(EXTRACTED INFORMATION)
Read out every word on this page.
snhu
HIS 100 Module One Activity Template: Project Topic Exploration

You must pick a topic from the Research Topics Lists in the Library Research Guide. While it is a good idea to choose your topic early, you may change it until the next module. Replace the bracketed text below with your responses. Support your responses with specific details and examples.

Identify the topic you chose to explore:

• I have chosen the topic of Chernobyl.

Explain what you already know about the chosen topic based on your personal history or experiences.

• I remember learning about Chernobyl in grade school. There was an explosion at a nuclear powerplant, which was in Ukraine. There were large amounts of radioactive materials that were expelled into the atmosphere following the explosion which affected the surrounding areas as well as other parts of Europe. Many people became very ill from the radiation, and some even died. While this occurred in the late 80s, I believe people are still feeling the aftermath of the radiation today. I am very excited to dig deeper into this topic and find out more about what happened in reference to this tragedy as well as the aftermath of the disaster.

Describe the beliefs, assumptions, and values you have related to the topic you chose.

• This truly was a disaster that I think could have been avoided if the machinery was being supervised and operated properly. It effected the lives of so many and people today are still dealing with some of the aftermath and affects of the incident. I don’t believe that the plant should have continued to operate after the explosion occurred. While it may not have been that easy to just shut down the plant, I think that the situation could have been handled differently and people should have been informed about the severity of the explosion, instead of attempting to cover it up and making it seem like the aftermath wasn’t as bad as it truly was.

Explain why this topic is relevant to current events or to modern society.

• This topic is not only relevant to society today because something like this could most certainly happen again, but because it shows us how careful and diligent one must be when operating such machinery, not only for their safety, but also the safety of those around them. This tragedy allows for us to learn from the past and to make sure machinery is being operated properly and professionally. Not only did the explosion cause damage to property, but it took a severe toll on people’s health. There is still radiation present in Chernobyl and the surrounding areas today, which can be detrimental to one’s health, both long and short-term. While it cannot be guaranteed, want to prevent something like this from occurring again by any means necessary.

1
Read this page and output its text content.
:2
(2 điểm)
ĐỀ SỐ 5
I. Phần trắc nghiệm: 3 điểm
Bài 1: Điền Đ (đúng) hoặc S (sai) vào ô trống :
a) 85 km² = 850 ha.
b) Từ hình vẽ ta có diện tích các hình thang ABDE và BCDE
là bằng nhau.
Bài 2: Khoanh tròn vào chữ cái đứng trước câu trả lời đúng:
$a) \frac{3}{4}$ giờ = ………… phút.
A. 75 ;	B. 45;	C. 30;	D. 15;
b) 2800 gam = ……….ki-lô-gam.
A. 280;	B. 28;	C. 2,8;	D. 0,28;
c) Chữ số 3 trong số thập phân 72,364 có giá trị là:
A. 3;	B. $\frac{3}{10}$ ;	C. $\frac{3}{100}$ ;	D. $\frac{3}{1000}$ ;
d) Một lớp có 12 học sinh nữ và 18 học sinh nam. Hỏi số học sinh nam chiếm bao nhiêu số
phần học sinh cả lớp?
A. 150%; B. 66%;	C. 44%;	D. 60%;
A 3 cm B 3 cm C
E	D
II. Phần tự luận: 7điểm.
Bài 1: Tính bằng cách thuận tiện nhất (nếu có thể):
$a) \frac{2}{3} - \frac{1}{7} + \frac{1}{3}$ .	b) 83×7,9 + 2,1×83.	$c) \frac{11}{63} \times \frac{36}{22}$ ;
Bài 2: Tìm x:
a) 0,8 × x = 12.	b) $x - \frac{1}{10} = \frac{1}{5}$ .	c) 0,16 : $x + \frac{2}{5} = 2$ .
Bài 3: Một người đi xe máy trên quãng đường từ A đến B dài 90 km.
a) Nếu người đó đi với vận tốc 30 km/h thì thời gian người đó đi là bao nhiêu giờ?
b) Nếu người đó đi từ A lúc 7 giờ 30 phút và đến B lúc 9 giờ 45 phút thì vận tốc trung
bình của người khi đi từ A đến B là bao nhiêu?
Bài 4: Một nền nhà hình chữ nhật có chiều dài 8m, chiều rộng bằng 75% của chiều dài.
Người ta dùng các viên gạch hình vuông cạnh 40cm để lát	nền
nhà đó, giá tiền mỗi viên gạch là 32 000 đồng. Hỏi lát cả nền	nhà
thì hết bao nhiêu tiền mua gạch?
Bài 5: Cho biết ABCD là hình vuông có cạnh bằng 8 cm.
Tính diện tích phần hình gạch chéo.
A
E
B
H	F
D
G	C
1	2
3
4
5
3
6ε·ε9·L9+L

(REQUEST) All of the entries must be written out exactly as they stand.

(OUTPUT FOR THIS EXERCISE)
Read out every word on this page.
snhu
HIS 100 Module One Activity Template: Project Topic Exploration

You must pick a topic from the Research Topics Lists in the Library Research Guide. While it is a good idea to choose your topic early, you may change it until the next module. Replace the bracketed text below with your responses. Support your responses with specific details and examples.

Identify the topic you chose to explore:

• I have chosen the topic of Chernobyl.

Explain what you already know about the chosen topic based on your personal history or experiences.

• I remember learning about Chernobyl in grade school. There was an explosion at a nuclear powerplant, which was in Ukraine. There were large amounts of radioactive materials that were expelled into the atmosphere following the explosion which affected the surrounding areas as well as other parts of Europe. Many people became very ill from the radiation, and some even died. While this occurred in the late 80s, I believe people are still feeling the aftermath of the radiation today. I am very excited to dig deeper into this topic and find out more about what happened in reference to this tragedy as well as the aftermath of the disaster.

Describe the beliefs, assumptions, and values you have related to the topic you chose.

• This truly was a disaster that I think could have been avoided if the machinery was being supervised and operated properly. It effected the lives of so many and people today are still dealing with some of the aftermath and affects of the incident. I don’t believe that the plant should have continued to operate after the explosion occurred. While it may not have been that easy to just shut down the plant, I think that the situation could have been handled differently and people should have been informed about the severity of the explosion, instead of attempting to cover it up and making it seem like the aftermath wasn’t as bad as it truly was.

Explain why this topic is relevant to current events or to modern society.

• This topic is not only relevant to society today because something like this could most certainly happen again, but because it shows us how careful and diligent one must be when operating such machinery, not only for their safety, but also the safety of those around them. This tragedy allows for us to learn from the past and to make sure machinery is being operated properly and professionally. Not only did the explosion cause damage to property, but it took a severe toll on people’s health. There is still radiation present in Chernobyl and the surrounding areas today, which can be detrimental to one’s health, both long and short-term. While it cannot be guaranteed, want to prevent something like this from occurring again by any means necessary.

1
Read this page and output its text content.
:2
(2 điểm)
ĐỀ SỐ 5
I. Phần trắc nghiệm: 3 điểm
Bài 1: Điền Đ (đúng) hoặc S (sai) vào ô trống :
a) 85 km² = 850 ha.
b) Từ hình vẽ ta có diện tích các hình thang ABDE và BCDE
là bằng nhau.
Bài 2: Khoanh tròn vào chữ cái đứng trước câu trả lời đúng:
$a) \frac{3}{4}$ giờ = ………… phút.
A. 75 ;	B. 45;	C. 30;	D. 15;
b) 2800 gam = ……….ki-lô-gam.
A. 280;	B. 28;	C. 2,8;	D. 0,28;
c) Chữ số 3 trong số thập phân 72,364 có giá trị là:
A. 3;	B. $\frac{3}{10}$ ;	C. $\frac{3}{100}$ ;	D. $\frac{3}{1000}$ ;
d) Một lớp có 12 học sinh nữ và 18 học sinh nam. Hỏi số học sinh nam chiếm bao nhiêu số
phần học sinh cả lớp?
A. 150%; B. 66%;	C. 44%;	D. 60%;
A 3 cm B 3 cm C
E	D
II. Phần tự luận: 7điểm.
Bài 1: Tính bằng cách thuận tiện nhất (nếu có thể):
$a) \frac{2}{3} - \frac{1}{7} + \frac{1}{3}$ .	b) 83×7,9 + 2,1×83.	$c) \frac{11}{63} \times \frac{36}{22}$ ;
Bài 2: Tìm x:
a) 0,8 × x = 12.	b) $x - \frac{1}{10} = \frac{1}{5}$ .	c) 0,16 : $x + \frac{2}{5} = 2$ .
Bài 3: Một người đi xe máy trên quãng đường từ A đến B dài 90 km.
a) Nếu người đó đi với vận tốc 30 km/h thì thời gian người đó đi là bao nhiêu giờ?
b) Nếu người đó đi từ A lúc 7 giờ 30 phút và đến B lúc 9 giờ 45 phút thì vận tốc trung
bình của người khi đi từ A đến B là bao nhiêu?
Bài 4: Một nền nhà hình chữ nhật có chiều dài 8m, chiều rộng bằng 75% của chiều dài.
Người ta dùng các viên gạch hình vuông cạnh 40cm để lát	nền
nhà đó, giá tiền mỗi viên gạch là 32 000 đồng. Hỏi lát cả nền	nhà
thì hết bao nhiêu tiền mua gạch?
Bài 5: Cho biết ABCD là hình vuông có cạnh bằng 8 cm.
Tính diện tích phần hình gạch chéo.
A
E
B
H	F
D
G	C
1	2
3
4
5
3
6ε·ε9·L9+L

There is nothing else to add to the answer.